-- Set task --
Which lines run from the line with "Extract all readable text from this page." to the end of the entries? Write out exactly those, leaving out the pictures.

-- Entries provided --
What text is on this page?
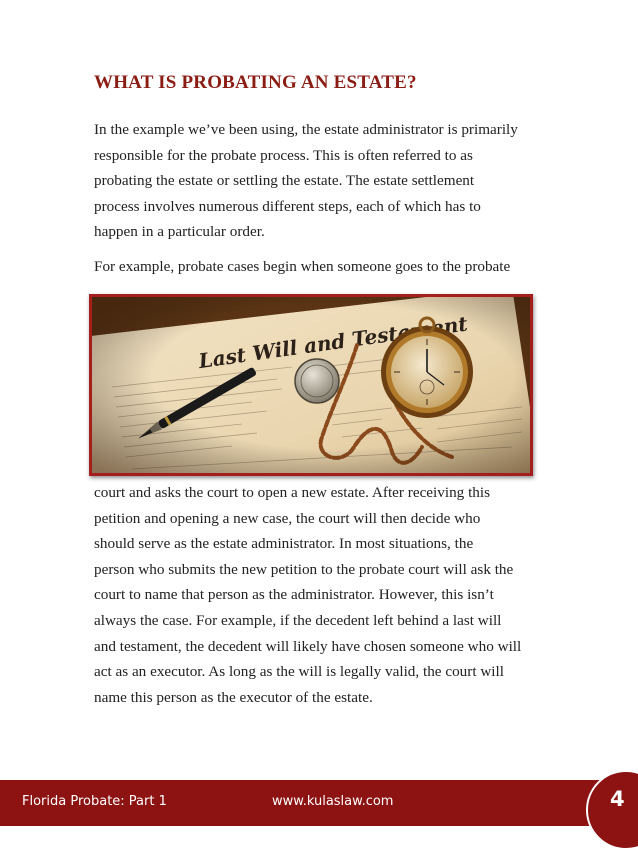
WHAT IS PROBATING AN ESTATE?
In the example we’ve been using, the estate administrator is primarily
responsible for the probate process. This is often referred to as
probating the estate or settling the estate. The estate settlement
process involves numerous different steps, each of which has to
happen in a particular order.
For example, probate cases begin when someone goes to the probate
court and asks the court to open a new estate. After receiving this
petition and opening a new case, the court will then decide who
should serve as the estate administrator. In most situations, the
person who submits the new petition to the probate court will ask the
court to name that person as the administrator. However, this isn’t
always the case. For example, if the decedent left behind a last will
and testament, the decedent will likely have chosen someone who will
act as an executor. As long as the will is legally valid, the court will
name this person as the executor of the estate.
Florida Probate: Part 1	www.kulaslaw.com	4
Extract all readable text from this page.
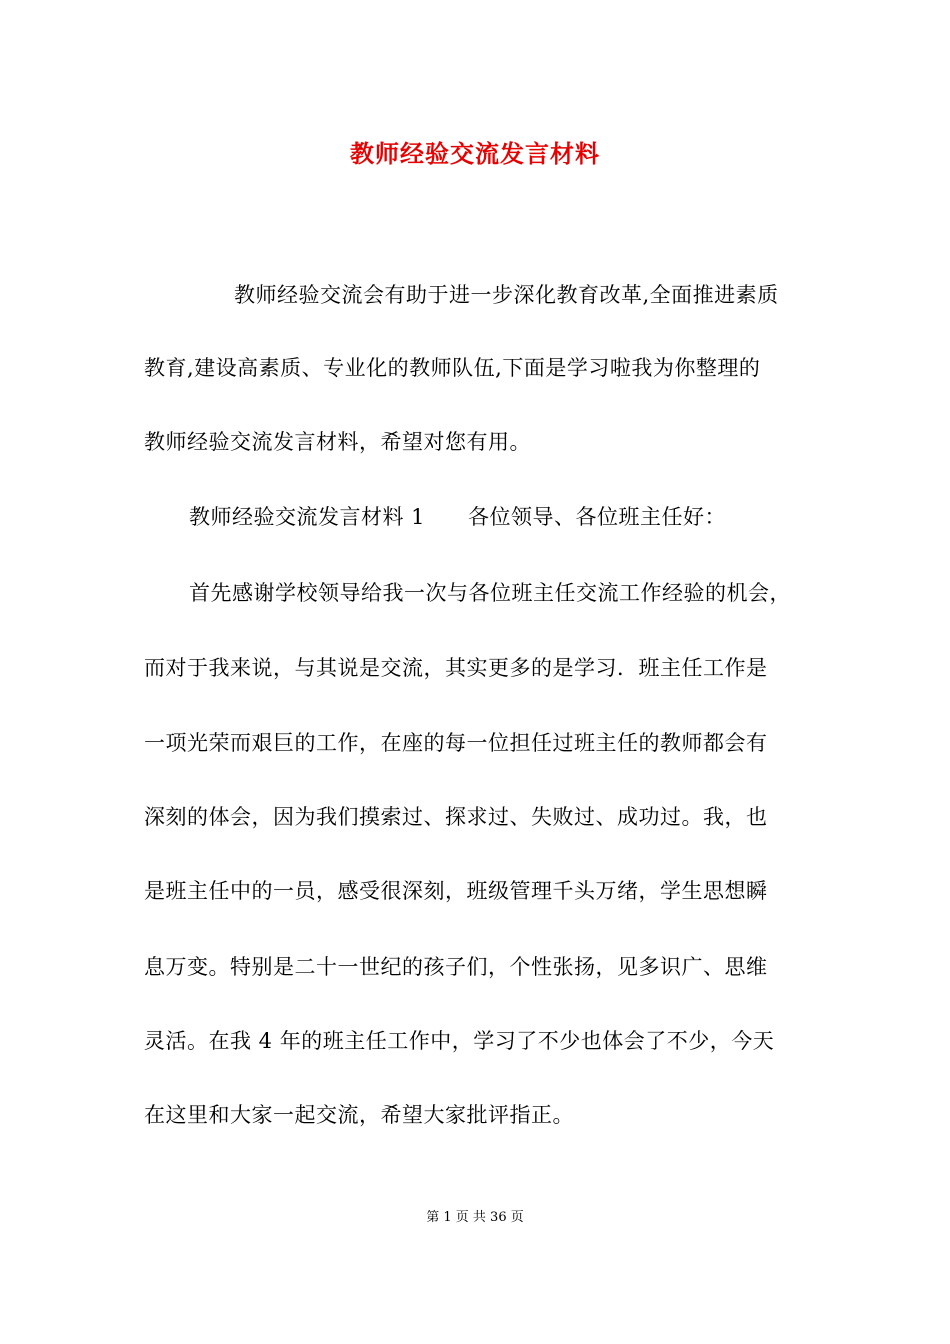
教师经验交流发言材料
教师经验交流会有助于进一步深化教育改革,全面推进素质
教育,建设高素质、专业化的教师队伍,下面是学习啦我为你整理的
教师经验交流发言材料，希望对您有用。
教师经验交流发言材料 1　　各位领导、各位班主任好：
首先感谢学校领导给我一次与各位班主任交流工作经验的机会，
而对于我来说，与其说是交流，其实更多的是学习．班主任工作是
一项光荣而艰巨的工作，在座的每一位担任过班主任的教师都会有
深刻的体会，因为我们摸索过、探求过、失败过、成功过。我，也
是班主任中的一员，感受很深刻，班级管理千头万绪，学生思想瞬
息万变。特别是二十一世纪的孩子们，个性张扬，见多识广、思维
灵活。在我 4 年的班主任工作中，学习了不少也体会了不少，今天
在这里和大家一起交流，希望大家批评指正。
第 1 页 共 36 页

-- Response to this task --
Extract all readable text from this page.
教师经验交流发言材料
教师经验交流会有助于进一步深化教育改革,全面推进素质
教育,建设高素质、专业化的教师队伍,下面是学习啦我为你整理的
教师经验交流发言材料，希望对您有用。
教师经验交流发言材料 1　　各位领导、各位班主任好：
首先感谢学校领导给我一次与各位班主任交流工作经验的机会，
而对于我来说，与其说是交流，其实更多的是学习．班主任工作是
一项光荣而艰巨的工作，在座的每一位担任过班主任的教师都会有
深刻的体会，因为我们摸索过、探求过、失败过、成功过。我，也
是班主任中的一员，感受很深刻，班级管理千头万绪，学生思想瞬
息万变。特别是二十一世纪的孩子们，个性张扬，见多识广、思维
灵活。在我 4 年的班主任工作中，学习了不少也体会了不少，今天
在这里和大家一起交流，希望大家批评指正。
第 1 页 共 36 页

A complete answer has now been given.